— EXERCISE —
Every line with the word "甲先做负功后做正功" in it should be extracted from the data that follows.

[Collection entries]
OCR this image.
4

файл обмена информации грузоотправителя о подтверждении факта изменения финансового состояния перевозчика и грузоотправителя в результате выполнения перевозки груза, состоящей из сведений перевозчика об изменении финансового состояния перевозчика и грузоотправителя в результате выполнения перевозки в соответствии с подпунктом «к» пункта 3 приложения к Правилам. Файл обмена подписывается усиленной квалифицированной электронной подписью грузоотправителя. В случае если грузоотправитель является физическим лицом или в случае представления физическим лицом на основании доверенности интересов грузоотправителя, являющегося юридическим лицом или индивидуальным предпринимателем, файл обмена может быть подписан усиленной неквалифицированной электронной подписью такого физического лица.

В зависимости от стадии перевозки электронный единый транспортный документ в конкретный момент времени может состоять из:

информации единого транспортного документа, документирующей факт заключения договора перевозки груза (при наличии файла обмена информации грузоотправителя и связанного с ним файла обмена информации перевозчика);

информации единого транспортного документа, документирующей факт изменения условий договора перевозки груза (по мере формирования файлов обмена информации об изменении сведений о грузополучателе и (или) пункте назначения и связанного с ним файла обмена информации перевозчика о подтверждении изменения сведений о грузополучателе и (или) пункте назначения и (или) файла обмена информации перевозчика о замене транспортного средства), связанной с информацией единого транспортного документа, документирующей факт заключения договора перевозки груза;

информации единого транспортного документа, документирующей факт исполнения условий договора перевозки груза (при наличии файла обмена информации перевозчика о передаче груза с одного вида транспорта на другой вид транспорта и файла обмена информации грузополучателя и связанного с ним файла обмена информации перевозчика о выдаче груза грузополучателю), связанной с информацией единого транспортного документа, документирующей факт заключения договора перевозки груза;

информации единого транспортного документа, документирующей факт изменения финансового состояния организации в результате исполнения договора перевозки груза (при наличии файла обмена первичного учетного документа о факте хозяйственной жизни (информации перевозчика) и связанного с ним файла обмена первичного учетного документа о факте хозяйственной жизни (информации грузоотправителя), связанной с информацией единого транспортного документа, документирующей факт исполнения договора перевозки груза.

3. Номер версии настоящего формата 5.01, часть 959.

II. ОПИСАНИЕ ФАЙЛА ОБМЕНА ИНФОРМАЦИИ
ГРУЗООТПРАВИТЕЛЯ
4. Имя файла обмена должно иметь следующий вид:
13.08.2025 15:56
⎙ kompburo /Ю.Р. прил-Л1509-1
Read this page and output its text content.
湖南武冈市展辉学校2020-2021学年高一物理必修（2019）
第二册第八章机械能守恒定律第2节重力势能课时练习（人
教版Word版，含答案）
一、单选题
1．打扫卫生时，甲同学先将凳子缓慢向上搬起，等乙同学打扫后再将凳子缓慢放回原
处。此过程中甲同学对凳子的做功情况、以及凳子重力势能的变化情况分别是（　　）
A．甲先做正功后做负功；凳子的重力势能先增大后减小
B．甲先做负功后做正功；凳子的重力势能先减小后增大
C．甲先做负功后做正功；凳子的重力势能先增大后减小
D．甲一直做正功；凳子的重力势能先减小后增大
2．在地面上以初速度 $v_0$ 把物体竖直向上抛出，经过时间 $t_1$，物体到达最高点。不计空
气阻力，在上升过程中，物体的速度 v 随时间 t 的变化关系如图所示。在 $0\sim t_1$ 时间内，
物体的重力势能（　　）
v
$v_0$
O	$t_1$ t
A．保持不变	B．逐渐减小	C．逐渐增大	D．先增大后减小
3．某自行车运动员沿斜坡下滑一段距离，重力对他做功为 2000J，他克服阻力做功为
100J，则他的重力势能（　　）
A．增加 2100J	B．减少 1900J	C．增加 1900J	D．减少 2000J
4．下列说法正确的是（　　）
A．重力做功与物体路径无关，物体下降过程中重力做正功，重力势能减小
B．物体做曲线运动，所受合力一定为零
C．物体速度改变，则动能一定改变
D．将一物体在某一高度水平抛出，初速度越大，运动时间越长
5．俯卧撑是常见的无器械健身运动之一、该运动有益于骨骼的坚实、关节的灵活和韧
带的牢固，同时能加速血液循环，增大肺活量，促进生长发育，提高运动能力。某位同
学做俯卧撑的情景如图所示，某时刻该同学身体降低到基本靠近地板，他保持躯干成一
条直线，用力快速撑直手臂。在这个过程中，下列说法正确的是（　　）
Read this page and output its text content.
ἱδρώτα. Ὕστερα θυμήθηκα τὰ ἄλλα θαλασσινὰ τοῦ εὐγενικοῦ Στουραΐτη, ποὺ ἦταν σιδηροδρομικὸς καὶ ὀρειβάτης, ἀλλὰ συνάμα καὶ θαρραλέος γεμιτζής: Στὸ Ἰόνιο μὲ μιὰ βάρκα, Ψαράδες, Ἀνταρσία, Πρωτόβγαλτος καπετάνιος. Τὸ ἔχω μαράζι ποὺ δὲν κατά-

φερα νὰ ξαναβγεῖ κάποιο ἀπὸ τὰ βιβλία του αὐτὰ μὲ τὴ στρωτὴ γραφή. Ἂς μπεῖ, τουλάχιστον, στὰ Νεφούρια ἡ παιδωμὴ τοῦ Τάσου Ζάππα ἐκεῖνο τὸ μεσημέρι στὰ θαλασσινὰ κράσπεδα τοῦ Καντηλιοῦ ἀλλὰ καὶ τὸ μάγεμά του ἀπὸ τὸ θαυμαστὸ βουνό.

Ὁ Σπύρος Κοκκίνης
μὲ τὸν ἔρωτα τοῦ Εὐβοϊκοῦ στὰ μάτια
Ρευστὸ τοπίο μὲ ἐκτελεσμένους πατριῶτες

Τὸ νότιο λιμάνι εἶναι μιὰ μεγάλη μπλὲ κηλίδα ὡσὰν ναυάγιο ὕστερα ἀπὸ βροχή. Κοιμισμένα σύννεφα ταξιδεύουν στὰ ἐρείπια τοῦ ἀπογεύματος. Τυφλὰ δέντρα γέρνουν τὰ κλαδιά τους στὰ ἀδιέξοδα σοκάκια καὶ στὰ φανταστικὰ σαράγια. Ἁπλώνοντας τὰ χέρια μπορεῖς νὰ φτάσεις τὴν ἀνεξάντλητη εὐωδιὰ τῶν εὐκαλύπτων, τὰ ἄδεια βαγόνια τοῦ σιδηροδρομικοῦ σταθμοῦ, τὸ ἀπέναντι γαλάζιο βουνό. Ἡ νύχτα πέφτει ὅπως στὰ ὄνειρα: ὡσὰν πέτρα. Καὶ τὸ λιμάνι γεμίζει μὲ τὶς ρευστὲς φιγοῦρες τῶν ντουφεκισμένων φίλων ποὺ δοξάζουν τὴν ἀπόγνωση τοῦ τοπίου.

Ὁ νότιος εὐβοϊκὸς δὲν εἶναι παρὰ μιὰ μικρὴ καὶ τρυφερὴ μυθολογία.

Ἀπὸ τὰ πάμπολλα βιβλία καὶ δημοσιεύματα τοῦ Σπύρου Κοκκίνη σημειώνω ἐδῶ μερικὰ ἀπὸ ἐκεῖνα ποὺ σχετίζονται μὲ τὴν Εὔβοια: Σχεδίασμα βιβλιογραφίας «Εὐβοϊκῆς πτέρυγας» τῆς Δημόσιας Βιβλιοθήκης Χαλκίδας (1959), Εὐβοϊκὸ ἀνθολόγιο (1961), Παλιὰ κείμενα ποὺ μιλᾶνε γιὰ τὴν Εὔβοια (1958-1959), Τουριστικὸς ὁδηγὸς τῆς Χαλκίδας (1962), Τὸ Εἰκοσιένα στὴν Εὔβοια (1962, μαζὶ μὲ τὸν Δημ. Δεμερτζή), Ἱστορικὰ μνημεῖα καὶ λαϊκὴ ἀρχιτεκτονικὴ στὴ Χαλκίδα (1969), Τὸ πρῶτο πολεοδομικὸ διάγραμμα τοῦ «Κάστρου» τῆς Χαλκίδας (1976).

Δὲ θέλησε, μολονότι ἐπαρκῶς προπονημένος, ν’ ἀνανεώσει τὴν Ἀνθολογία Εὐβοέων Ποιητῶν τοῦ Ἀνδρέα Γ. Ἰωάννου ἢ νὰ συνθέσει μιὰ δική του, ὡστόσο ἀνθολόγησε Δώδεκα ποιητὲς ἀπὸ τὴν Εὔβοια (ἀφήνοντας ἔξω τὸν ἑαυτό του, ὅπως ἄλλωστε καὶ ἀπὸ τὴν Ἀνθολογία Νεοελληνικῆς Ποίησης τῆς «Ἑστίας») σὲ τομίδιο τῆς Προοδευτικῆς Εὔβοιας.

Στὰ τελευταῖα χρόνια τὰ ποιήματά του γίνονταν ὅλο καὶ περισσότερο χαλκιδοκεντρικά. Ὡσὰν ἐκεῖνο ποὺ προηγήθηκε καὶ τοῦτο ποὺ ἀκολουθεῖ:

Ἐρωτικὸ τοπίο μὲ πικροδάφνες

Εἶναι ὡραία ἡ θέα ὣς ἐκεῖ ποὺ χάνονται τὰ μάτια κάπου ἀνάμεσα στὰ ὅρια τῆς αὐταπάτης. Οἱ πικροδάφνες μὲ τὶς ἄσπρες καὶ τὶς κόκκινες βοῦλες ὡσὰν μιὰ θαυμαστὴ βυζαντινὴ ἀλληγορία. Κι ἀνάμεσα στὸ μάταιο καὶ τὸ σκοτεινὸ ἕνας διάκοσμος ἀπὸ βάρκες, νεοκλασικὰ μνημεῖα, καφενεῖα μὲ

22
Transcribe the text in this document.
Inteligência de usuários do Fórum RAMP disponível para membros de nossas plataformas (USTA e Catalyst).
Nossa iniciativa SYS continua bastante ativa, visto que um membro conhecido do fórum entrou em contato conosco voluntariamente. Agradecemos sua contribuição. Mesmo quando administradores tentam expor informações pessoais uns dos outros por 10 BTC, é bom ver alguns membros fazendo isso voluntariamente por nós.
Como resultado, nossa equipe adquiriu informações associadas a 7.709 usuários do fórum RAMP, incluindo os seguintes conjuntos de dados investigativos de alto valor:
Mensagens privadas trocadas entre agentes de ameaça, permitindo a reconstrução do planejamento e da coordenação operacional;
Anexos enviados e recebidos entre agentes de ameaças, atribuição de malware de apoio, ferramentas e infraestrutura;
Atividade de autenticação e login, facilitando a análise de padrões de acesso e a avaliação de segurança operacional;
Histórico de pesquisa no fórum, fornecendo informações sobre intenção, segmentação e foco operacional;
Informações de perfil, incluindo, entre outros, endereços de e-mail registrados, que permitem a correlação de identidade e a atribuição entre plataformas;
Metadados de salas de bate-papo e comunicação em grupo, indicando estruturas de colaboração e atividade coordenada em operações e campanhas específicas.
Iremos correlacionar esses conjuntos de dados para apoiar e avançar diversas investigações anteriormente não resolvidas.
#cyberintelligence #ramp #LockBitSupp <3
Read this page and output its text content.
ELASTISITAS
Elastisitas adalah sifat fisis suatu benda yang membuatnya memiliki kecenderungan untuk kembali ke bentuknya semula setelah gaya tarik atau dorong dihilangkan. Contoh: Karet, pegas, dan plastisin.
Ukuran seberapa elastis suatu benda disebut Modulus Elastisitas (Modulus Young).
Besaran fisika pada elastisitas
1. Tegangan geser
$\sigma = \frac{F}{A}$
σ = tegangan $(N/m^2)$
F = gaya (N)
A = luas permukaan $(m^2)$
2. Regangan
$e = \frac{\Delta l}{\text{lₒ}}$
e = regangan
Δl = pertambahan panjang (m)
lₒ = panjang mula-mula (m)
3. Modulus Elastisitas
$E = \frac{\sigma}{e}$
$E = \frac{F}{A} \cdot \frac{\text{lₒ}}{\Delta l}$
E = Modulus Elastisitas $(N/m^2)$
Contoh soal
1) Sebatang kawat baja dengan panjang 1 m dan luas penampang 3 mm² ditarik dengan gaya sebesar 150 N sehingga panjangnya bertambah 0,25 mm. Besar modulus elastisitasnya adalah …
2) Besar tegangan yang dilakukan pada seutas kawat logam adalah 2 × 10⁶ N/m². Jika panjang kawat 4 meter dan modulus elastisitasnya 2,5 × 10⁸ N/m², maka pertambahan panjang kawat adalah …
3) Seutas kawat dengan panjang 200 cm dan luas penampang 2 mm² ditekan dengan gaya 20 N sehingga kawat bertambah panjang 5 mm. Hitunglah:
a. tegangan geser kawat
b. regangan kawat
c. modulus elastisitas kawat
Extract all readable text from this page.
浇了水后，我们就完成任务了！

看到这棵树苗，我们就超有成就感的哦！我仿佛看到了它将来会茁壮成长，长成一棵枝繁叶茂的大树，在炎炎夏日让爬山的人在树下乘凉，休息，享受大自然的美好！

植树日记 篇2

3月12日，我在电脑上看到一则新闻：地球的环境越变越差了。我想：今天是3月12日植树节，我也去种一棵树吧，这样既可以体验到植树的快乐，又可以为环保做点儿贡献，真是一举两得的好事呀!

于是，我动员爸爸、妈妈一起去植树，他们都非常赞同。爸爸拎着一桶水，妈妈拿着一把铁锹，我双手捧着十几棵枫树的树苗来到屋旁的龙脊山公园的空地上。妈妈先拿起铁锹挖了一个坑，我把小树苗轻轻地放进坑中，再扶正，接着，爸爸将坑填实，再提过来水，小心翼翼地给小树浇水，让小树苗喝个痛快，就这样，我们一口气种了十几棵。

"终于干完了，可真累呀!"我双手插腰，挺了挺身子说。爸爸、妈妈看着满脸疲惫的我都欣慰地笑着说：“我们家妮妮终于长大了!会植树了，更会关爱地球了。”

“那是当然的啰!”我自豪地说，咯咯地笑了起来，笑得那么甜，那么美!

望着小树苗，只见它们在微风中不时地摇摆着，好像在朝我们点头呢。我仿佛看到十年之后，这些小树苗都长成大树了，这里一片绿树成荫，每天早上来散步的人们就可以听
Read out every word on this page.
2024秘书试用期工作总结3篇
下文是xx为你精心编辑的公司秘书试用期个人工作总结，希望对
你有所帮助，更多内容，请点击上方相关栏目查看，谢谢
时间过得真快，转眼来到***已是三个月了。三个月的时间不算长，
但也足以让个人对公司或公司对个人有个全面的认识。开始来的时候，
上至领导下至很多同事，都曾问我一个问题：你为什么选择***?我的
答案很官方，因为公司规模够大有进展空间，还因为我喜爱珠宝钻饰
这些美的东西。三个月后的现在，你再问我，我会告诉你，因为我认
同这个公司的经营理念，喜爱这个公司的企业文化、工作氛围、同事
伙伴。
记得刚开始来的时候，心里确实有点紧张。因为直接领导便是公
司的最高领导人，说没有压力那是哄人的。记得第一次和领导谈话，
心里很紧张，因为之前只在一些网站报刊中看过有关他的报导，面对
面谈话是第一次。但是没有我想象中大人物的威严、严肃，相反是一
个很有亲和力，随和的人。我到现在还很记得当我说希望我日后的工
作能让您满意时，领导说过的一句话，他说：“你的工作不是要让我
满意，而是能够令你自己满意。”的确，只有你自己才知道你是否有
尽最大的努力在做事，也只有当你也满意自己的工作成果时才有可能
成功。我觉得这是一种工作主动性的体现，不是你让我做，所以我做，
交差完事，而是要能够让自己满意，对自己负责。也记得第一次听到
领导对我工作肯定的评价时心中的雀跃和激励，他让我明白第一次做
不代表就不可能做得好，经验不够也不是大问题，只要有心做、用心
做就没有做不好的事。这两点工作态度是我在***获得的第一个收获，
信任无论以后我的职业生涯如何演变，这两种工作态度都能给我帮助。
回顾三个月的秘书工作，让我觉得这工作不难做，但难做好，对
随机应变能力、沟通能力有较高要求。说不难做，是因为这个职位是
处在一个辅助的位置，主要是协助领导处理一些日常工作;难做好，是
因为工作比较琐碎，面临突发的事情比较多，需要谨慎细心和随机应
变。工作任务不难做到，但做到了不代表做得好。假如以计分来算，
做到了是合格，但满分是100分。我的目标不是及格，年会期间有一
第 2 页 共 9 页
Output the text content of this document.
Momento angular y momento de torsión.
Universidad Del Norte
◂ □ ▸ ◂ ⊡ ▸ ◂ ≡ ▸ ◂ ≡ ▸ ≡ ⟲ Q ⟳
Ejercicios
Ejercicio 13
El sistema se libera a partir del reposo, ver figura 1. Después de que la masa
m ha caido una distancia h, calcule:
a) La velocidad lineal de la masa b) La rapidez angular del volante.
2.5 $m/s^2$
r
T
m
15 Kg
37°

— ANSWER TO THIS TASK —
B．甲先做负功后做正功；凳子的重力势能先减小后增大
C．甲先做负功后做正功；凳子的重力势能先增大后减小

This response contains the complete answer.